(WHAT YOU SHOULD DO)
Set down every entry again word for word, please, but skip the pictures.

----

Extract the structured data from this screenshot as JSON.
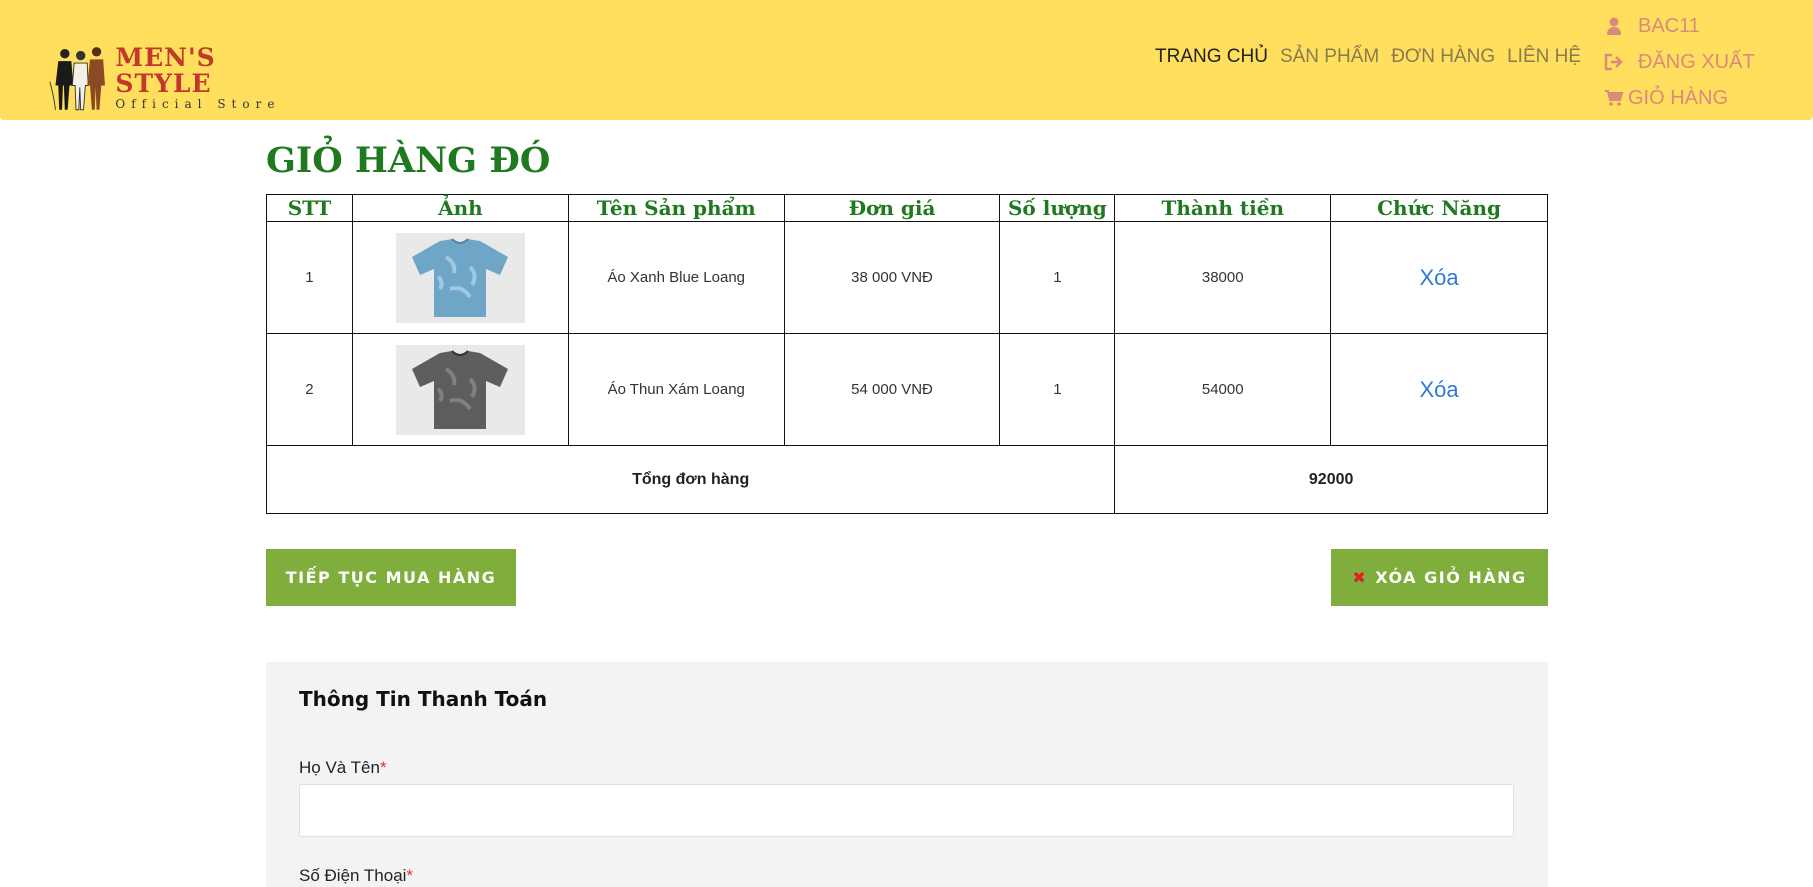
{
  "header": {
    "logo": {
      "title": "MEN'S STYLE",
      "subtitle": "Official Store"
    },
    "nav": [
      "TRANG CHỦ",
      "SẢN PHẨM",
      "ĐƠN HÀNG",
      "LIÊN HỆ"
    ],
    "user": {
      "username": "BAC11",
      "logout": "ĐĂNG XUẤT",
      "cart": "GIỎ HÀNG"
    }
  },
  "page_title": "GIỎ HÀNG ĐÓ",
  "table": {
    "headers": [
      "STT",
      "Ảnh",
      "Tên Sản phẩm",
      "Đơn giá",
      "Số lượng",
      "Thành tiền",
      "Chức Năng"
    ],
    "rows": [
      {
        "stt": "1",
        "name": "Áo Xanh Blue Loang",
        "price": "38 000 VNĐ",
        "qty": "1",
        "subtotal": "38000",
        "action": "Xóa"
      },
      {
        "stt": "2",
        "name": "Áo Thun Xám Loang",
        "price": "54 000 VNĐ",
        "qty": "1",
        "subtotal": "54000",
        "action": "Xóa"
      }
    ],
    "total_label": "Tổng đơn hàng",
    "total_value": "92000"
  },
  "buttons": {
    "continue": "TIẾP TỤC MUA HÀNG",
    "clear": "XÓA GIỎ HÀNG"
  },
  "billing": {
    "title": "Thông Tin Thanh Toán",
    "fields": [
      {
        "label": "Họ Và Tên",
        "required": "*",
        "value": ""
      },
      {
        "label": "Số Điện Thoại",
        "required": "*"
      }
    ]
  },
  "colors": {
    "header": "#ffdf5d",
    "title_green": "#1f7a1f",
    "button_green": "#7fae3c",
    "link_blue": "#2e7bd6"
  }
}
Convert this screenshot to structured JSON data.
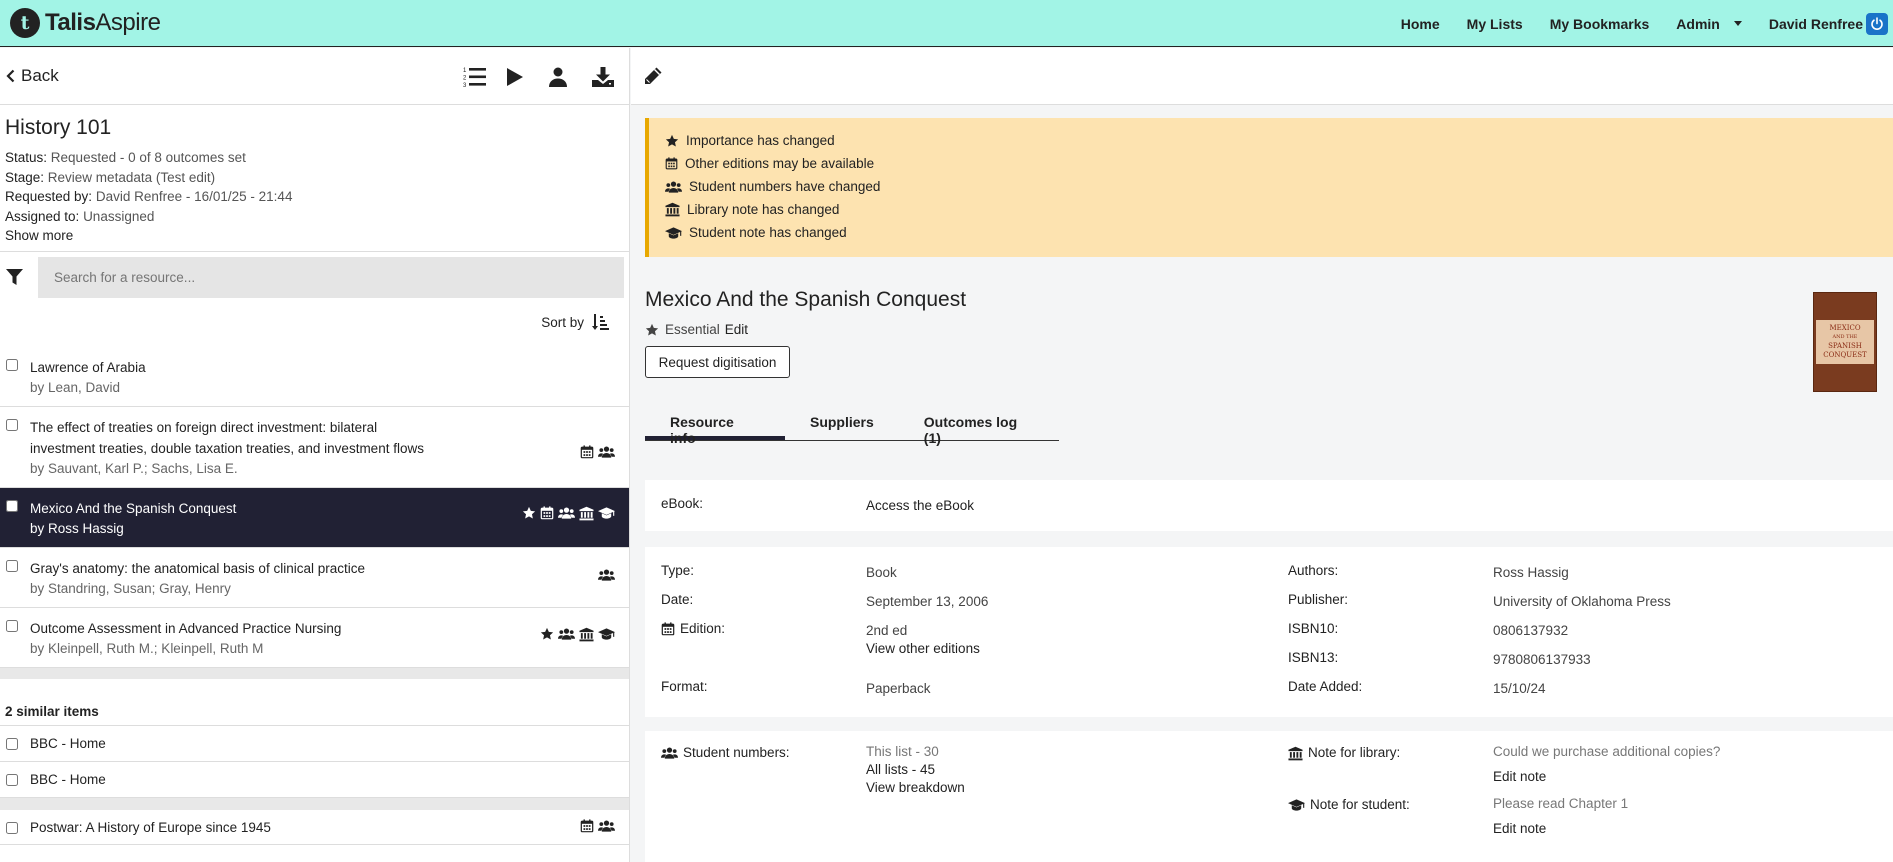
{
  "app": {
    "logo_bold": "Talis",
    "logo_light": "Aspire",
    "logo_glyph": "t"
  },
  "nav": {
    "home": "Home",
    "my_lists": "My Lists",
    "my_bookmarks": "My Bookmarks",
    "admin": "Admin",
    "user": "David Renfree"
  },
  "toolbar": {
    "back": "Back"
  },
  "list": {
    "title": "History 101",
    "status_label": "Status:",
    "status_value": "Requested - 0 of 8 outcomes set",
    "stage_label": "Stage:",
    "stage_value": "Review metadata (Test edit)",
    "requested_label": "Requested by:",
    "requested_value": "David Renfree - 16/01/25 - 21:44",
    "assigned_label": "Assigned to:",
    "assigned_value": "Unassigned",
    "show_more": "Show more"
  },
  "search": {
    "placeholder": "Search for a resource..."
  },
  "sort": {
    "label": "Sort by"
  },
  "items": [
    {
      "title": "Lawrence of Arabia",
      "author": "by Lean, David"
    },
    {
      "title": "The effect of treaties on foreign direct investment: bilateral investment treaties, double taxation treaties, and investment flows",
      "author": "by Sauvant, Karl P.; Sachs, Lisa E."
    },
    {
      "title": "Mexico And the Spanish Conquest",
      "author": "by Ross Hassig"
    },
    {
      "title": "Gray's anatomy: the anatomical basis of clinical practice",
      "author": "by Standring, Susan; Gray, Henry"
    },
    {
      "title": "Outcome Assessment in Advanced Practice Nursing",
      "author": "by Kleinpell, Ruth M.; Kleinpell, Ruth M"
    }
  ],
  "similar": {
    "heading": "2 similar items",
    "items": [
      "BBC - Home",
      "BBC - Home"
    ]
  },
  "extra_item": {
    "title": "Postwar: A History of Europe since 1945"
  },
  "alerts": [
    "Importance has changed",
    "Other editions may be available",
    "Student numbers have changed",
    "Library note has changed",
    "Student note has changed"
  ],
  "resource": {
    "title": "Mexico And the Spanish Conquest",
    "importance": "Essential",
    "importance_edit": "Edit",
    "request_digitisation": "Request digitisation",
    "cover_line1": "MEXICO",
    "cover_line2": "AND THE",
    "cover_line3": "SPANISH",
    "cover_line4": "CONQUEST"
  },
  "tabs": [
    "Resource info",
    "Suppliers",
    "Outcomes log (1)"
  ],
  "ebook": {
    "label": "eBook:",
    "link": "Access the eBook"
  },
  "details": {
    "type_label": "Type:",
    "type_value": "Book",
    "date_label": "Date:",
    "date_value": "September 13, 2006",
    "edition_label": "Edition:",
    "edition_value": "2nd ed",
    "edition_link": "View other editions",
    "format_label": "Format:",
    "format_value": "Paperback",
    "authors_label": "Authors:",
    "authors_value": "Ross Hassig",
    "publisher_label": "Publisher:",
    "publisher_value": "University of Oklahoma Press",
    "isbn10_label": "ISBN10:",
    "isbn10_value": "0806137932",
    "isbn13_label": "ISBN13:",
    "isbn13_value": "9780806137933",
    "date_added_label": "Date Added:",
    "date_added_value": "15/10/24"
  },
  "students": {
    "label": "Student numbers:",
    "this_list": "This list - 30",
    "all_lists": "All lists - 45",
    "breakdown": "View breakdown",
    "library_label": "Note for library:",
    "library_note": "Could we purchase additional copies?",
    "library_edit": "Edit note",
    "student_label": "Note for student:",
    "student_note": "Please read Chapter 1",
    "student_edit": "Edit note"
  }
}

----

(EXERCISE OUTPUT)
Extract the structured data from this screenshot as JSON.
{
  "header": {
    "logo": {
      "title": "MEN'S STYLE",
      "subtitle": "Official Store"
    },
    "nav": [
      "TRANG CHỦ",
      "SẢN PHẨM",
      "ĐƠN HÀNG",
      "LIÊN HỆ"
    ],
    "user": {
      "username": "BAC11",
      "logout": "ĐĂNG XUẤT",
      "cart": "GIỎ HÀNG"
    }
  },
  "page_title": "GIỎ HÀNG ĐÓ",
  "table": {
    "headers": [
      "STT",
      "Ảnh",
      "Tên Sản phẩm",
      "Đơn giá",
      "Số lượng",
      "Thành tiền",
      "Chức Năng"
    ],
    "rows": [
      {
        "stt": "1",
        "name": "Áo Xanh Blue Loang",
        "price": "38 000 VNĐ",
        "qty": "1",
        "subtotal": "38000",
        "action": "Xóa"
      },
      {
        "stt": "2",
        "name": "Áo Thun Xám Loang",
        "price": "54 000 VNĐ",
        "qty": "1",
        "subtotal": "54000",
        "action": "Xóa"
      }
    ],
    "total_label": "Tổng đơn hàng",
    "total_value": "92000"
  },
  "buttons": {
    "continue": "TIẾP TỤC MUA HÀNG",
    "clear": "XÓA GIỎ HÀNG"
  },
  "billing": {
    "title": "Thông Tin Thanh Toán",
    "fields": [
      {
        "label": "Họ Và Tên",
        "required": "*",
        "value": ""
      },
      {
        "label": "Số Điện Thoại",
        "required": "*"
      }
    ]
  },
  "colors": {
    "header": "#ffdf5d",
    "title_green": "#1f7a1f",
    "button_green": "#7fae3c",
    "link_blue": "#2e7bd6"
  }
}
Convert this screenshot to structured JSON data.
{
  "app": {
    "logo_bold": "Talis",
    "logo_light": "Aspire",
    "logo_glyph": "t"
  },
  "nav": {
    "home": "Home",
    "my_lists": "My Lists",
    "my_bookmarks": "My Bookmarks",
    "admin": "Admin",
    "user": "David Renfree"
  },
  "toolbar": {
    "back": "Back"
  },
  "list": {
    "title": "History 101",
    "status_label": "Status:",
    "status_value": "Requested - 0 of 8 outcomes set",
    "stage_label": "Stage:",
    "stage_value": "Review metadata (Test edit)",
    "requested_label": "Requested by:",
    "requested_value": "David Renfree - 16/01/25 - 21:44",
    "assigned_label": "Assigned to:",
    "assigned_value": "Unassigned",
    "show_more": "Show more"
  },
  "search": {
    "placeholder": "Search for a resource..."
  },
  "sort": {
    "label": "Sort by"
  },
  "items": [
    {
      "title": "Lawrence of Arabia",
      "author": "by Lean, David"
    },
    {
      "title": "The effect of treaties on foreign direct investment: bilateral investment treaties, double taxation treaties, and investment flows",
      "author": "by Sauvant, Karl P.; Sachs, Lisa E."
    },
    {
      "title": "Mexico And the Spanish Conquest",
      "author": "by Ross Hassig"
    },
    {
      "title": "Gray's anatomy: the anatomical basis of clinical practice",
      "author": "by Standring, Susan; Gray, Henry"
    },
    {
      "title": "Outcome Assessment in Advanced Practice Nursing",
      "author": "by Kleinpell, Ruth M.; Kleinpell, Ruth M"
    }
  ],
  "similar": {
    "heading": "2 similar items",
    "items": [
      "BBC - Home",
      "BBC - Home"
    ]
  },
  "extra_item": {
    "title": "Postwar: A History of Europe since 1945"
  },
  "alerts": [
    "Importance has changed",
    "Other editions may be available",
    "Student numbers have changed",
    "Library note has changed",
    "Student note has changed"
  ],
  "resource": {
    "title": "Mexico And the Spanish Conquest",
    "importance": "Essential",
    "importance_edit": "Edit",
    "request_digitisation": "Request digitisation",
    "cover_line1": "MEXICO",
    "cover_line2": "AND THE",
    "cover_line3": "SPANISH",
    "cover_line4": "CONQUEST"
  },
  "tabs": [
    "Resource info",
    "Suppliers",
    "Outcomes log (1)"
  ],
  "ebook": {
    "label": "eBook:",
    "link": "Access the eBook"
  },
  "details": {
    "type_label": "Type:",
    "type_value": "Book",
    "date_label": "Date:",
    "date_value": "September 13, 2006",
    "edition_label": "Edition:",
    "edition_value": "2nd ed",
    "edition_link": "View other editions",
    "format_label": "Format:",
    "format_value": "Paperback",
    "authors_label": "Authors:",
    "authors_value": "Ross Hassig",
    "publisher_label": "Publisher:",
    "publisher_value": "University of Oklahoma Press",
    "isbn10_label": "ISBN10:",
    "isbn10_value": "0806137932",
    "isbn13_label": "ISBN13:",
    "isbn13_value": "9780806137933",
    "date_added_label": "Date Added:",
    "date_added_value": "15/10/24"
  },
  "students": {
    "label": "Student numbers:",
    "this_list": "This list - 30",
    "all_lists": "All lists - 45",
    "breakdown": "View breakdown",
    "library_label": "Note for library:",
    "library_note": "Could we purchase additional copies?",
    "library_edit": "Edit note",
    "student_label": "Note for student:",
    "student_note": "Please read Chapter 1",
    "student_edit": "Edit note"
  }
}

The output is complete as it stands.